WHAT IS EXPECTED:
Copy each line with the word "helioprojective" in it.

——

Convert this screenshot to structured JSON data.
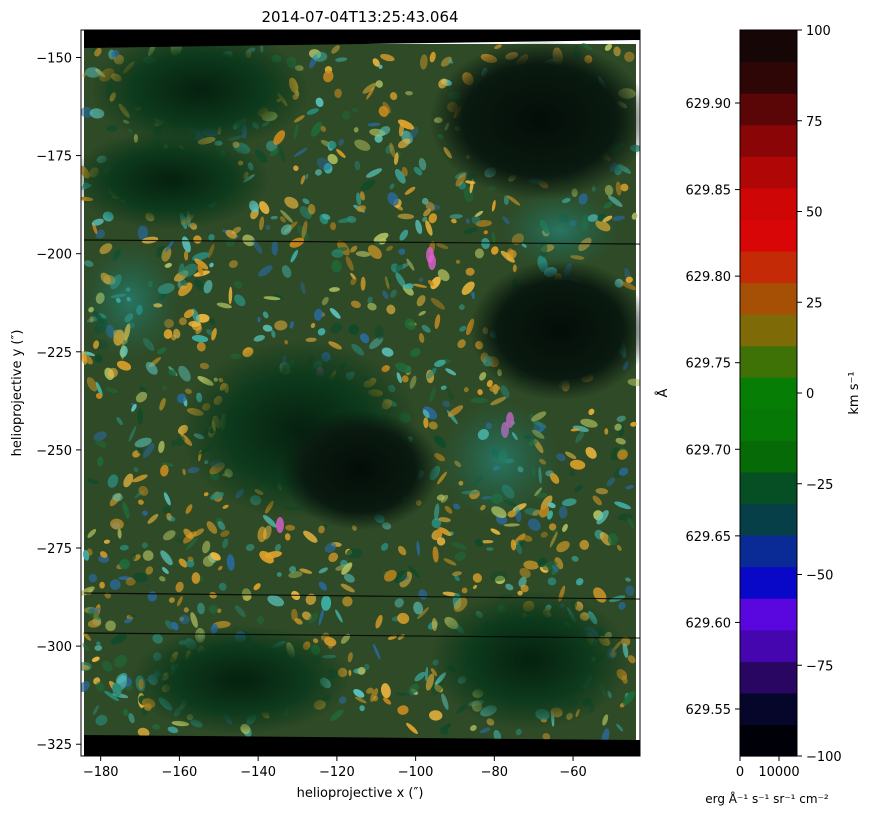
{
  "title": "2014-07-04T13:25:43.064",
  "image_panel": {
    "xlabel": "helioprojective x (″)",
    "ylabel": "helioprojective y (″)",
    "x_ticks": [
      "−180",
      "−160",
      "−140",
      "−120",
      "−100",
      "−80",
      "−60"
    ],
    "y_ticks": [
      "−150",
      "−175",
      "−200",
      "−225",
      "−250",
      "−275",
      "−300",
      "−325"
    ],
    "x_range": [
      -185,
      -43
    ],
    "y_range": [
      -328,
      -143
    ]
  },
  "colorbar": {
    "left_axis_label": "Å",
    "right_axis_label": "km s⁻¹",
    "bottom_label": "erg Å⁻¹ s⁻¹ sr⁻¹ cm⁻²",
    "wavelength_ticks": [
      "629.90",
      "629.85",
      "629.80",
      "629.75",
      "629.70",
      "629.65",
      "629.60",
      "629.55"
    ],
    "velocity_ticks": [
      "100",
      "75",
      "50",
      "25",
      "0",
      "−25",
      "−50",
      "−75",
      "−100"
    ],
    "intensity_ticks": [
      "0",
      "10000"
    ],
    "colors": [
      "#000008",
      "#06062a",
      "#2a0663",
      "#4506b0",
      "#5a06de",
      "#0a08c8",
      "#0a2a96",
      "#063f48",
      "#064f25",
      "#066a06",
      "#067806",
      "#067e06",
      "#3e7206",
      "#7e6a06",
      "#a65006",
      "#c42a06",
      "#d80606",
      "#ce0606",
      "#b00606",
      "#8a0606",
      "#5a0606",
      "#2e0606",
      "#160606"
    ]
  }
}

——

TASK SOLUTION:
    "xlabel": "helioprojective x (″)",
    "ylabel": "helioprojective y (″)",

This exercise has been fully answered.